__Recorded data__:

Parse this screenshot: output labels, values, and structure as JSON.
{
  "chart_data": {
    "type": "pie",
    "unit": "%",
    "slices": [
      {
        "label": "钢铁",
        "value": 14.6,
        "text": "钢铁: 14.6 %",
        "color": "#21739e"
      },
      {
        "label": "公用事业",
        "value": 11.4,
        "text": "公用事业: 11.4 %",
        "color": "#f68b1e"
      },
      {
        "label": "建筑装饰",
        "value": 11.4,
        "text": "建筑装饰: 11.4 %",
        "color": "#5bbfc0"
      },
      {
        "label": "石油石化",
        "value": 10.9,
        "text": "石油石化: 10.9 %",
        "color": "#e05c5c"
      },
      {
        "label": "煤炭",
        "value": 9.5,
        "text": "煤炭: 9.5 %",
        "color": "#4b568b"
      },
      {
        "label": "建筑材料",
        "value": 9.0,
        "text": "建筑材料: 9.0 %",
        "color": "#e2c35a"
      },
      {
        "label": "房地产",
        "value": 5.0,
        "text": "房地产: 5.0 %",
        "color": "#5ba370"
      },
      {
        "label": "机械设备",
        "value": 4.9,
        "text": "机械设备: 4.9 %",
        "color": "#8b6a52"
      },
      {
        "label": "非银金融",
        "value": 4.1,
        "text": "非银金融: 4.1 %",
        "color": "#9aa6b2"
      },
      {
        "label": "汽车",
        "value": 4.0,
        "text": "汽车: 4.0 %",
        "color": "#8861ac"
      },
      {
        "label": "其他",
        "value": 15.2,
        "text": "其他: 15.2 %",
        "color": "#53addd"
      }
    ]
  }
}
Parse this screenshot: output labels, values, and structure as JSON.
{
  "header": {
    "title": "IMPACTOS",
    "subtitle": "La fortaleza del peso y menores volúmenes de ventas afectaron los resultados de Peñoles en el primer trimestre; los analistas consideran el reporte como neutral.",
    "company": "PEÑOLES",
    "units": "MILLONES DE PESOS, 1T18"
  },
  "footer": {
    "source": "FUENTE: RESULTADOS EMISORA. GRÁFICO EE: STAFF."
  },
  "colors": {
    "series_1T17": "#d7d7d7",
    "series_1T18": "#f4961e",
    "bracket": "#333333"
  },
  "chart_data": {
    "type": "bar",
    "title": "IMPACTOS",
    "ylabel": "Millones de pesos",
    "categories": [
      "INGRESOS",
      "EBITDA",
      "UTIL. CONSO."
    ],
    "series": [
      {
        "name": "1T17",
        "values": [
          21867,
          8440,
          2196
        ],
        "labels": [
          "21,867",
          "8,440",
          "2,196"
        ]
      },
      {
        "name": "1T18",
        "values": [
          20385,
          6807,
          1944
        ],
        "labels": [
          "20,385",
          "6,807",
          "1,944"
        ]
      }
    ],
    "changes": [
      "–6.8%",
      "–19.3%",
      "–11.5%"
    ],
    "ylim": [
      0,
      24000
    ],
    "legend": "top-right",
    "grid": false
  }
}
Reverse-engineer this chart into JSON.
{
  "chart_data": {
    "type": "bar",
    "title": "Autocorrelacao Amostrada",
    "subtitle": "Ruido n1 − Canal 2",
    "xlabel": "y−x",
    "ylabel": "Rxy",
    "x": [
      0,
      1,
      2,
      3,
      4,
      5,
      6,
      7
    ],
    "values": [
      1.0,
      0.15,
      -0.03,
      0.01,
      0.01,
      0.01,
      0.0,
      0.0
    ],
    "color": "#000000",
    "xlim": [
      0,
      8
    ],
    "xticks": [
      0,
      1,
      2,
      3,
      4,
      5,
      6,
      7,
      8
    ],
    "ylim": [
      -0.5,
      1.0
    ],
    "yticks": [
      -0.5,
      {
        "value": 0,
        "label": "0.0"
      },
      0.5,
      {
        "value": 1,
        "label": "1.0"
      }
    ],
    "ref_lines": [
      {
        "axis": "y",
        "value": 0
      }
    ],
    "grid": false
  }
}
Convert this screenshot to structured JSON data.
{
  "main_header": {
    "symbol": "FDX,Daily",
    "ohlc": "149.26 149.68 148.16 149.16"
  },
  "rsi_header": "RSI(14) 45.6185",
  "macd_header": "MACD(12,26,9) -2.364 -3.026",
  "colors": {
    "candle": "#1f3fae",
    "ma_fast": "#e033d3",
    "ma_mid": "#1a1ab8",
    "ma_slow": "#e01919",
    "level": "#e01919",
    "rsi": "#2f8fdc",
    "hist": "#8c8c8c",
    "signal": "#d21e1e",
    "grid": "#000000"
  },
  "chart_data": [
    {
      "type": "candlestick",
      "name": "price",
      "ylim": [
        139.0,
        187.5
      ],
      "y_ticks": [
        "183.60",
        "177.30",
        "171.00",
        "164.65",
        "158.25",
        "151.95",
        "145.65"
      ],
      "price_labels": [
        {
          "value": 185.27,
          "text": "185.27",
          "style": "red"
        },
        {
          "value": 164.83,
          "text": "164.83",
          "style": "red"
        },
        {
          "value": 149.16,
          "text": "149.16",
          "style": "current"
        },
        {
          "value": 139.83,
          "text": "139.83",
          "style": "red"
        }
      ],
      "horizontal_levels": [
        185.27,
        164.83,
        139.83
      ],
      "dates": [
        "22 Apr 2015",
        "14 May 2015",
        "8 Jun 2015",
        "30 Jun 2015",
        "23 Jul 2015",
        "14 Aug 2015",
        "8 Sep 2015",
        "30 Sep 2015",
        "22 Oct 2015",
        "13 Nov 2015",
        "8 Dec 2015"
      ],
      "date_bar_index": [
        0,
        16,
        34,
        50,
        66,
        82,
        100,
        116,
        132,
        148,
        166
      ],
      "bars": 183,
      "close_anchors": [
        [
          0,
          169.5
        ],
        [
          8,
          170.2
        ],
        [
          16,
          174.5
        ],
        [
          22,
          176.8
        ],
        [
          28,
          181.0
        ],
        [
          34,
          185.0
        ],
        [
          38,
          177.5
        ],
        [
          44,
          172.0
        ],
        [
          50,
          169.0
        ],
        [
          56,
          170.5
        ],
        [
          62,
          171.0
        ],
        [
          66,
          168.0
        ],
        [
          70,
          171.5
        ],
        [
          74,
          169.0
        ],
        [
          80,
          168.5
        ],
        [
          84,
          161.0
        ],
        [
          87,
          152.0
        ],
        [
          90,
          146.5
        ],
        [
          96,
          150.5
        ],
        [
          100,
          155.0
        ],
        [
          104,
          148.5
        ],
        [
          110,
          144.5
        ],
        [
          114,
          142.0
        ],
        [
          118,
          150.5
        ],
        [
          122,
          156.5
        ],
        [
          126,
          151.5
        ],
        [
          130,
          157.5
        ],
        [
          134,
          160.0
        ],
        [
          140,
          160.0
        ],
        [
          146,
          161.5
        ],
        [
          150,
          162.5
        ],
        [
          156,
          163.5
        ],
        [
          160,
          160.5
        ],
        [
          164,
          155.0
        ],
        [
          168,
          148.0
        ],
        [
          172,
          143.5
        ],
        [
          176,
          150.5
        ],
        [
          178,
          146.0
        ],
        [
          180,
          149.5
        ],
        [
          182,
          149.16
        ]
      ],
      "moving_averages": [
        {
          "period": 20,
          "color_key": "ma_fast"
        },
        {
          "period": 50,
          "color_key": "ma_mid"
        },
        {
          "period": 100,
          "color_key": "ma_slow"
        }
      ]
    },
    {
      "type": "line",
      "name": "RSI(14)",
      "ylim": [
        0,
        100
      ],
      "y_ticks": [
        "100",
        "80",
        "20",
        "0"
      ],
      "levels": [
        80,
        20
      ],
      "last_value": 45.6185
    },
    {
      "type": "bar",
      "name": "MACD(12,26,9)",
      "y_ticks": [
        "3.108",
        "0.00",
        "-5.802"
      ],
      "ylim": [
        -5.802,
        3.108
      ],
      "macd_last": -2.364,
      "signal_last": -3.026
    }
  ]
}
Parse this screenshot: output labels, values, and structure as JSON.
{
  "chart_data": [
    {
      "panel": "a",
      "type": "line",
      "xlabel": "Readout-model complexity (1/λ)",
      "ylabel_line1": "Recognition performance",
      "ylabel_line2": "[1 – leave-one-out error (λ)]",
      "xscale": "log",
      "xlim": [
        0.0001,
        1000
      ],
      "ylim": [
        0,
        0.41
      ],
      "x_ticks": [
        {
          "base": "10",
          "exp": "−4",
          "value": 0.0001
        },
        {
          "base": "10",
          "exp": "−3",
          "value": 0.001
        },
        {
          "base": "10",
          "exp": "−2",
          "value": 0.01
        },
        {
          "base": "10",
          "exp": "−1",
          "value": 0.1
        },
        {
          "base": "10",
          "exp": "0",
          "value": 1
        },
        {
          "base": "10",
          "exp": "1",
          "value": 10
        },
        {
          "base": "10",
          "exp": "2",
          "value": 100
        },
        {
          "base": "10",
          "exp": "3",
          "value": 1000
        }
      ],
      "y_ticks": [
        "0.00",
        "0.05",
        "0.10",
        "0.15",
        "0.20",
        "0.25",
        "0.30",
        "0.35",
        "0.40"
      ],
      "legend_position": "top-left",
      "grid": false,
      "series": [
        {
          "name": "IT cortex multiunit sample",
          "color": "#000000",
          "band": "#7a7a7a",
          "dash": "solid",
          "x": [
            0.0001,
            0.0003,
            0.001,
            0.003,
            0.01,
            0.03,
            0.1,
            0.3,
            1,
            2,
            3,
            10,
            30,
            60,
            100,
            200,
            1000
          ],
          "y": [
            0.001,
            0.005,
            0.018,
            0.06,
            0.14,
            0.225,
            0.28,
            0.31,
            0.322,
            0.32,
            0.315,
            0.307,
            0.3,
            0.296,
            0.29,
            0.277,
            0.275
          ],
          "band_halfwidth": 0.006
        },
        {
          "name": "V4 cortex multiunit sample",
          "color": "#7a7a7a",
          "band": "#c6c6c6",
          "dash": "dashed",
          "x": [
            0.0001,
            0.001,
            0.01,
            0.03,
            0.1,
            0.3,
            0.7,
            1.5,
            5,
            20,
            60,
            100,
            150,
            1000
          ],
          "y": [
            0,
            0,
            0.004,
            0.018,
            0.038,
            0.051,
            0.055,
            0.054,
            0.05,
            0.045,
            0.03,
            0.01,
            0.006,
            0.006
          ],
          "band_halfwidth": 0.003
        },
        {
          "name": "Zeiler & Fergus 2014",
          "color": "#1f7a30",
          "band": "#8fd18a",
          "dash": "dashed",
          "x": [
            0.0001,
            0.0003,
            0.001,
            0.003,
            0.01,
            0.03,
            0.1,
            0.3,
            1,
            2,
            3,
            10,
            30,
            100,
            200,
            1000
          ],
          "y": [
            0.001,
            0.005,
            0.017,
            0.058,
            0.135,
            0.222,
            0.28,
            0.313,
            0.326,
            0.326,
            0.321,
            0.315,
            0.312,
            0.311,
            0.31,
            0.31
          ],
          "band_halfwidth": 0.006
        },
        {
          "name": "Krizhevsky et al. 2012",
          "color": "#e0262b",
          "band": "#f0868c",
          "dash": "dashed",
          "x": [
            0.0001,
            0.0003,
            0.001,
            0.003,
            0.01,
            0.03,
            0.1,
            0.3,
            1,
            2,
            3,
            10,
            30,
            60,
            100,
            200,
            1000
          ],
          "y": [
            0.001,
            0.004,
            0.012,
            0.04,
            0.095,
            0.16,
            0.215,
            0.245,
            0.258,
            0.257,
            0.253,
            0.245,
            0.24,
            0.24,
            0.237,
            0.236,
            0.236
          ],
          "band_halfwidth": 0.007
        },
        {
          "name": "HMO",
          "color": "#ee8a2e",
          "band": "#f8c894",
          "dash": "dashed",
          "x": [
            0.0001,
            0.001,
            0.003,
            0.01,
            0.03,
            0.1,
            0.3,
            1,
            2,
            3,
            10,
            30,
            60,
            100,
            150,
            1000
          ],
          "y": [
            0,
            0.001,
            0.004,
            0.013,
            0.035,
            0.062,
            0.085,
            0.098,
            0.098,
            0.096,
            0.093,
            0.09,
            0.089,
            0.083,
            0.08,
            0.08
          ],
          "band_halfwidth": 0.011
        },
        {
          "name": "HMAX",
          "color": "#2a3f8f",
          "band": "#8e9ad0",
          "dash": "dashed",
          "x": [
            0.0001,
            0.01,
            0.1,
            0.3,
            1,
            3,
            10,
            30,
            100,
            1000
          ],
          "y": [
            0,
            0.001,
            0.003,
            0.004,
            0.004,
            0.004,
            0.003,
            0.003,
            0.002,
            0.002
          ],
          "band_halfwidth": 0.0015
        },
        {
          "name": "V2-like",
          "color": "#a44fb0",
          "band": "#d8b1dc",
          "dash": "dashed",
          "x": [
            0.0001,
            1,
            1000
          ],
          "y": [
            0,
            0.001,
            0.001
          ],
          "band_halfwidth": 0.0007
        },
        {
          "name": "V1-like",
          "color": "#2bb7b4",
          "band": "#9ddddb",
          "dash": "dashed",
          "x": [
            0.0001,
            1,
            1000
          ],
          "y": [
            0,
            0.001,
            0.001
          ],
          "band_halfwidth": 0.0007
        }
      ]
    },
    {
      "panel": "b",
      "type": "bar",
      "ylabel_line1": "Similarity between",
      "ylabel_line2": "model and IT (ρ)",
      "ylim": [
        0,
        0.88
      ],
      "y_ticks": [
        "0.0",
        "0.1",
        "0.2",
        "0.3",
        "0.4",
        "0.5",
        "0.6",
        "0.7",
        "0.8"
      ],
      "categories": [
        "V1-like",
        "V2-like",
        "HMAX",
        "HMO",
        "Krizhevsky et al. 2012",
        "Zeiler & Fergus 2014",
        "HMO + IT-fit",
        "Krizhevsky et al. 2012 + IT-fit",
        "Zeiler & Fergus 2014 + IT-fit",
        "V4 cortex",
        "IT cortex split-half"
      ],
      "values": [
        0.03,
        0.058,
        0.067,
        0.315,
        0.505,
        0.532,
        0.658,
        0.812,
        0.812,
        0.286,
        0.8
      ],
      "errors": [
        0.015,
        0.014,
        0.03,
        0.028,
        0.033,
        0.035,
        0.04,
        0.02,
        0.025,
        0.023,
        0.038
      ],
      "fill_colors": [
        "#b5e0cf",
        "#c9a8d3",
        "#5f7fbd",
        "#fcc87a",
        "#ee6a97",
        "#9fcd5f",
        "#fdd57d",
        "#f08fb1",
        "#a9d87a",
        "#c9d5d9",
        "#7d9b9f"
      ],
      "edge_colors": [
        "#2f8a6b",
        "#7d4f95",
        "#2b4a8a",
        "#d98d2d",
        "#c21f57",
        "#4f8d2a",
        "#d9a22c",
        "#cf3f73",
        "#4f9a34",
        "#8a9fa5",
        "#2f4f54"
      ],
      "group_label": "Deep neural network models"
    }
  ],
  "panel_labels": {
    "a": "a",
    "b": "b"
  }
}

__Instructions to follow__: Find each line with the string "xlabel" and copy it out.

__Exercise response__:
    "xlabel": "y−x",
      "xlabel": "Readout-model complexity (1/λ)",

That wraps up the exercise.